◆ **TASK STATEMENT**
Reproduce the lines of the records below, substituting "data-cell" for every occurrence of "table-cell" and leaving everything else unchanged.

◆ **MATERIALS PROVIDED**

— BEGIN —

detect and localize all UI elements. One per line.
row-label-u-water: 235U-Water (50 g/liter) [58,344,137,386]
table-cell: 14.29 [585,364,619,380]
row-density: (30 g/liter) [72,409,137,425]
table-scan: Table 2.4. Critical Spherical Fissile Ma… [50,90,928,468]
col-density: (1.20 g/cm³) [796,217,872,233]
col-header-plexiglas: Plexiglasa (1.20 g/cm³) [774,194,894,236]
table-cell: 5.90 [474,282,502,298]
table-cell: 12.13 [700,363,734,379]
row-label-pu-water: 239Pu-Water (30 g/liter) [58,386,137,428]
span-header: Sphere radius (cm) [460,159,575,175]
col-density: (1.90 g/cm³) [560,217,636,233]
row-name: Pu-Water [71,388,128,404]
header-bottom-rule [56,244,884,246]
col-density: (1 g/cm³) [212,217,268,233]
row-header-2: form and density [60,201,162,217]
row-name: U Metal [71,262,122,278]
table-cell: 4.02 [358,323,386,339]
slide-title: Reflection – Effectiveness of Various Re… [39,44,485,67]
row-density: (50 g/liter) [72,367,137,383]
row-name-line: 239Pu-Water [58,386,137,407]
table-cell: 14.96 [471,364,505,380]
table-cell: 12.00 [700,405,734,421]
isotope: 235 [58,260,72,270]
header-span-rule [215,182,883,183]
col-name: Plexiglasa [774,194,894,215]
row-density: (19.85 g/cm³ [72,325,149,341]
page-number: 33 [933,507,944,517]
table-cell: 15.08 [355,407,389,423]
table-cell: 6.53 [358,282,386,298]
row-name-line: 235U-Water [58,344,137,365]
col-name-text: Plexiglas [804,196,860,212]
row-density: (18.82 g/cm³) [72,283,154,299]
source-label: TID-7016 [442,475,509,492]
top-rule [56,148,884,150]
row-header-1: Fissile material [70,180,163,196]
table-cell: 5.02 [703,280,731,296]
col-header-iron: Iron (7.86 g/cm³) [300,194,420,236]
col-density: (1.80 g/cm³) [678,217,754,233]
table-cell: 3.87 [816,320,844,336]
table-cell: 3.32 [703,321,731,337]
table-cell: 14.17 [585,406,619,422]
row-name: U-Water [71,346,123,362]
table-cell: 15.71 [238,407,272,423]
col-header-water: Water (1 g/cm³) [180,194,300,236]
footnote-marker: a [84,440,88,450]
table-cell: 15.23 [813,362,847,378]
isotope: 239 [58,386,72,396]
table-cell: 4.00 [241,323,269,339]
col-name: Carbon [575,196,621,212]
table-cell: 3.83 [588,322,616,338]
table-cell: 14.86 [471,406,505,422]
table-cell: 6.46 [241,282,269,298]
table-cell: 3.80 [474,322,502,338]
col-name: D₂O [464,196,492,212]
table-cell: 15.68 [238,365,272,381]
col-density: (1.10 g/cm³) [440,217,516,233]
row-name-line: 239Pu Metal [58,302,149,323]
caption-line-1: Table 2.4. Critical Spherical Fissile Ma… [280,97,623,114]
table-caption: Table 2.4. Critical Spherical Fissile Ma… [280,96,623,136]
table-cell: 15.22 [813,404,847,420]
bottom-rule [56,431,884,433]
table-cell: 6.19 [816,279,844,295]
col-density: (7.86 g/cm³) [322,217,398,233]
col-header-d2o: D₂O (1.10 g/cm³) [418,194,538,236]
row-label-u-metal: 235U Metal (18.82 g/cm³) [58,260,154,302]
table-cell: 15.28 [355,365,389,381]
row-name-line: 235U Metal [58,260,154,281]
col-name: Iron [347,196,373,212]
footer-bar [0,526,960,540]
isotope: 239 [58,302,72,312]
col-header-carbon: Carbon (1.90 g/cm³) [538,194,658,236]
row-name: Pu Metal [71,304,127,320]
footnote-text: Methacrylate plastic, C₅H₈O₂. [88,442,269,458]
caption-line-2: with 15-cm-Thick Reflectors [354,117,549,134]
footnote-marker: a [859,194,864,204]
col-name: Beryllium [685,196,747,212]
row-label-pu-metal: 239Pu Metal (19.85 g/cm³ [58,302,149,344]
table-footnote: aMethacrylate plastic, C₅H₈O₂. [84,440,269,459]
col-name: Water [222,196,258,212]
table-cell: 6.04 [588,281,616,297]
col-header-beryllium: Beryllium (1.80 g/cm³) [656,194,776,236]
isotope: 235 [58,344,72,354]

— END —

◆ **WRITTEN RESPONSE**
detect and localize all UI elements. One per line.
row-label-u-water: 235U-Water (50 g/liter) [58,344,137,386]
data-cell: 14.29 [585,364,619,380]
row-density: (30 g/liter) [72,409,137,425]
table-scan: Table 2.4. Critical Spherical Fissile Ma… [50,90,928,468]
col-density: (1.20 g/cm³) [796,217,872,233]
col-header-plexiglas: Plexiglasa (1.20 g/cm³) [774,194,894,236]
data-cell: 5.90 [474,282,502,298]
data-cell: 12.13 [700,363,734,379]
row-label-pu-water: 239Pu-Water (30 g/liter) [58,386,137,428]
span-header: Sphere radius (cm) [460,159,575,175]
col-density: (1.90 g/cm³) [560,217,636,233]
row-name: Pu-Water [71,388,128,404]
header-bottom-rule [56,244,884,246]
col-density: (1 g/cm³) [212,217,268,233]
row-header-2: form and density [60,201,162,217]
row-name: U Metal [71,262,122,278]
data-cell: 4.02 [358,323,386,339]
slide-title: Reflection – Effectiveness of Various Re… [39,44,485,67]
row-density: (50 g/liter) [72,367,137,383]
row-name-line: 239Pu-Water [58,386,137,407]
data-cell: 14.96 [471,364,505,380]
data-cell: 12.00 [700,405,734,421]
isotope: 235 [58,260,72,270]
header-span-rule [215,182,883,183]
col-name: Plexiglasa [774,194,894,215]
row-density: (19.85 g/cm³ [72,325,149,341]
page-number: 33 [933,507,944,517]
data-cell: 15.08 [355,407,389,423]
data-cell: 6.53 [358,282,386,298]
row-name-line: 235U-Water [58,344,137,365]
col-name-text: Plexiglas [804,196,860,212]
row-density: (18.82 g/cm³) [72,283,154,299]
source-label: TID-7016 [442,475,509,492]
top-rule [56,148,884,150]
row-header-1: Fissile material [70,180,163,196]
data-cell: 5.02 [703,280,731,296]
col-header-iron: Iron (7.86 g/cm³) [300,194,420,236]
col-density: (1.80 g/cm³) [678,217,754,233]
data-cell: 3.87 [816,320,844,336]
data-cell: 3.32 [703,321,731,337]
data-cell: 14.17 [585,406,619,422]
row-name: U-Water [71,346,123,362]
data-cell: 15.71 [238,407,272,423]
col-header-water: Water (1 g/cm³) [180,194,300,236]
footnote-marker: a [84,440,88,450]
data-cell: 15.23 [813,362,847,378]
isotope: 239 [58,386,72,396]
data-cell: 4.00 [241,323,269,339]
col-name: Carbon [575,196,621,212]
data-cell: 3.83 [588,322,616,338]
data-cell: 14.86 [471,406,505,422]
data-cell: 6.46 [241,282,269,298]
data-cell: 3.80 [474,322,502,338]
col-name: D₂O [464,196,492,212]
data-cell: 15.68 [238,365,272,381]
col-density: (1.10 g/cm³) [440,217,516,233]
row-name-line: 239Pu Metal [58,302,149,323]
caption-line-1: Table 2.4. Critical Spherical Fissile Ma… [280,97,623,114]
table-caption: Table 2.4. Critical Spherical Fissile Ma… [280,96,623,136]
data-cell: 15.22 [813,404,847,420]
bottom-rule [56,431,884,433]
data-cell: 6.19 [816,279,844,295]
col-density: (7.86 g/cm³) [322,217,398,233]
col-header-d2o: D₂O (1.10 g/cm³) [418,194,538,236]
row-label-u-metal: 235U Metal (18.82 g/cm³) [58,260,154,302]
data-cell: 15.28 [355,365,389,381]
row-name-line: 235U Metal [58,260,154,281]
col-name: Iron [347,196,373,212]
footer-bar [0,526,960,540]
isotope: 239 [58,302,72,312]
col-header-carbon: Carbon (1.90 g/cm³) [538,194,658,236]
row-name: Pu Metal [71,304,127,320]
footnote-text: Methacrylate plastic, C₅H₈O₂. [88,442,269,458]
caption-line-2: with 15-cm-Thick Reflectors [354,117,549,134]
footnote-marker: a [859,194,864,204]
col-name: Beryllium [685,196,747,212]
row-label-pu-metal: 239Pu Metal (19.85 g/cm³ [58,302,149,344]
table-footnote: aMethacrylate plastic, C₅H₈O₂. [84,440,269,459]
col-name: Water [222,196,258,212]
data-cell: 6.04 [588,281,616,297]
col-header-beryllium: Beryllium (1.80 g/cm³) [656,194,776,236]
isotope: 235 [58,344,72,354]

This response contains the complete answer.